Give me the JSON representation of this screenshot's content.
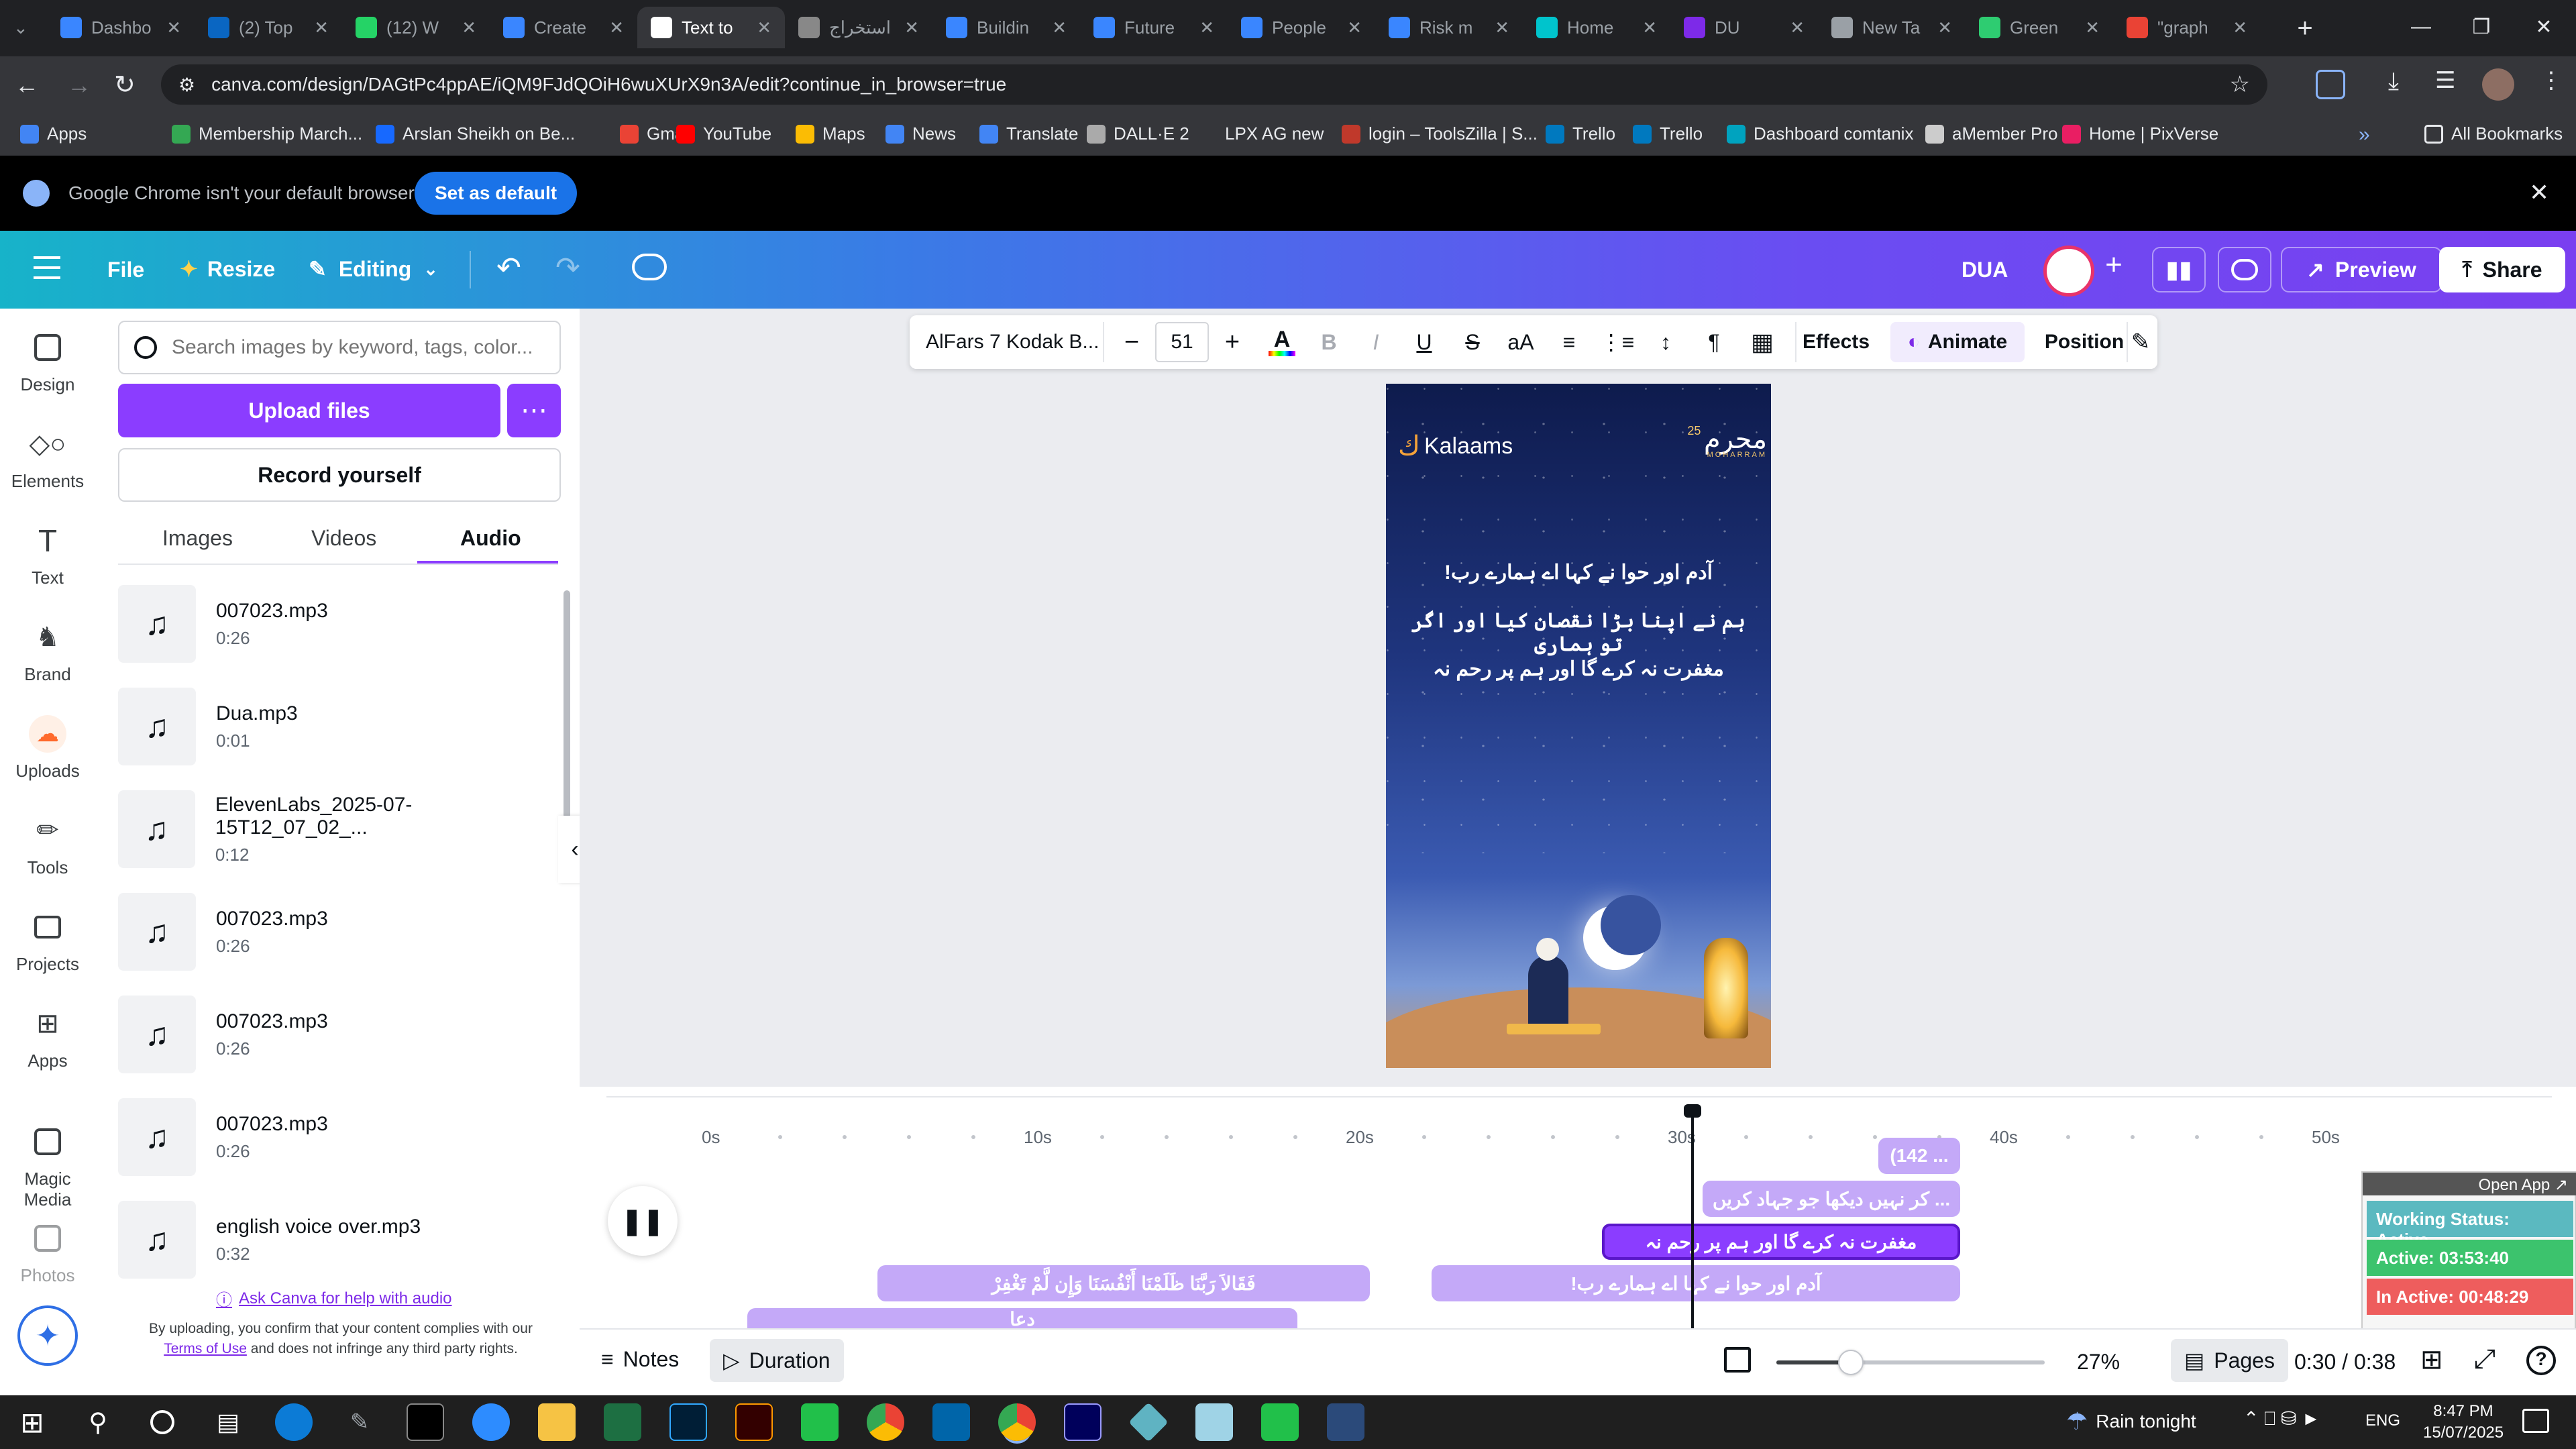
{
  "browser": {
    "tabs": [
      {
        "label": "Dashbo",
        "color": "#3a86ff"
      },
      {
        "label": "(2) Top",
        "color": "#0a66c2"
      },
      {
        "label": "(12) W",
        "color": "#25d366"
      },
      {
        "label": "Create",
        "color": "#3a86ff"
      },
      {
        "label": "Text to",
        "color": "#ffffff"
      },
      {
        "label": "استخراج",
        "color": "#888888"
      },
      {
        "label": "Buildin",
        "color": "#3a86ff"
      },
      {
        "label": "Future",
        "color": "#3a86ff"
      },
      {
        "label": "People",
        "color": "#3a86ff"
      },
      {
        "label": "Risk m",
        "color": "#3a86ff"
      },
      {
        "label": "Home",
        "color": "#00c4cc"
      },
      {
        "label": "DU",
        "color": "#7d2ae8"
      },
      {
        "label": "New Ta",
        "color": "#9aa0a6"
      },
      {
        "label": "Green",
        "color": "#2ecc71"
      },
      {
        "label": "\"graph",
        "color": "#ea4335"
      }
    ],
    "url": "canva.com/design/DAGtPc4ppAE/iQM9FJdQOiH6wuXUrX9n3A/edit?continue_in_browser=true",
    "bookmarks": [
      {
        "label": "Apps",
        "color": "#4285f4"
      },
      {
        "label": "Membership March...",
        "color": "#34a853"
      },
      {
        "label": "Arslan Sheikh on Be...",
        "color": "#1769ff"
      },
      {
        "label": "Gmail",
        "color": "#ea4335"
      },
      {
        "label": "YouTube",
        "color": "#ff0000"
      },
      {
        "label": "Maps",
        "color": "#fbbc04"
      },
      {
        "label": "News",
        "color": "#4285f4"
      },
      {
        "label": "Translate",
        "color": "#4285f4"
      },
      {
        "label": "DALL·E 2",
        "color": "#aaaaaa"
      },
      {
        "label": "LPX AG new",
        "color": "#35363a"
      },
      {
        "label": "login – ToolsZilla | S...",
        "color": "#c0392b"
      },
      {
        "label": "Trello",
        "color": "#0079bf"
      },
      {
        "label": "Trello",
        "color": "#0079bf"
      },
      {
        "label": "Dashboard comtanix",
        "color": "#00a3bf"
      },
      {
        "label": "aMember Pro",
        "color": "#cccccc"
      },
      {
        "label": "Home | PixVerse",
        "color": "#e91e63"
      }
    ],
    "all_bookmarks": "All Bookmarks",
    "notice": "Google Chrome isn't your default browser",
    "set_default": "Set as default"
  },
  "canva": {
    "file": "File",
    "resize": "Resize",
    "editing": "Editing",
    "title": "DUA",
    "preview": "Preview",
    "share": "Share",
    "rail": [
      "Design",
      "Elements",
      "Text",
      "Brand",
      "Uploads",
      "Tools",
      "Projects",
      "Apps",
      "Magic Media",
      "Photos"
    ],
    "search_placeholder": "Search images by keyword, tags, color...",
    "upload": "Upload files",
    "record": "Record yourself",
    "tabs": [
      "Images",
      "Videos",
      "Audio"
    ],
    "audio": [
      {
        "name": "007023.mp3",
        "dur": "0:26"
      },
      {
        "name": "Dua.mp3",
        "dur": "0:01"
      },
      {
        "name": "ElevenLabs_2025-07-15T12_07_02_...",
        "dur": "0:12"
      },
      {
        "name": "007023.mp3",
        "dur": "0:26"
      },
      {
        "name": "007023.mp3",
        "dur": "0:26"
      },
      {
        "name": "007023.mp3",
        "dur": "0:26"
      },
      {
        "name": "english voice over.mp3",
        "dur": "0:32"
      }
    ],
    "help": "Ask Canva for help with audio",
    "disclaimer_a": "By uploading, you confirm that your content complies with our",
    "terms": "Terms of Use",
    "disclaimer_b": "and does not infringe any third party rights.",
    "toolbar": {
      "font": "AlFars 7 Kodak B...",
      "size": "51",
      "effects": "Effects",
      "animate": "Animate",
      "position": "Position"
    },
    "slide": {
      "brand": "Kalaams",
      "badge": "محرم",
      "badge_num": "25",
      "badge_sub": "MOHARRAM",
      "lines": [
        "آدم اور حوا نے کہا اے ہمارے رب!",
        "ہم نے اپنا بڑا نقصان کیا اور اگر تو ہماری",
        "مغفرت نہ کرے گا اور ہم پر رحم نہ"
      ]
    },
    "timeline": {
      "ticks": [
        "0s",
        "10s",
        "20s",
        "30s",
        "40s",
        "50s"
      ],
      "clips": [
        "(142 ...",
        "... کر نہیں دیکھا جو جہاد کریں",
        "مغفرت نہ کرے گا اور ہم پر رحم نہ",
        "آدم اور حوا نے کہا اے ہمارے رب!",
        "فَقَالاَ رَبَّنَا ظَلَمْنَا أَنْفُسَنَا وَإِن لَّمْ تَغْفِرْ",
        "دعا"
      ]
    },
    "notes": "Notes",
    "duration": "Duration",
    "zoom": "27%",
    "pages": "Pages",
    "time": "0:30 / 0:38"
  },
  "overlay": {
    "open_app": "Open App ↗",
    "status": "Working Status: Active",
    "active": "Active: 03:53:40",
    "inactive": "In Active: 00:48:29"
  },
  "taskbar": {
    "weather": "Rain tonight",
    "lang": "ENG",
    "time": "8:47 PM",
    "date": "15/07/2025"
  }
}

# TO DO
Copy out each line of the records where the string "with" appears.

# TASK SOLUTION
    "help": "Ask Canva for help with audio",
    "disclaimer_a": "By uploading, you confirm that your content complies with our",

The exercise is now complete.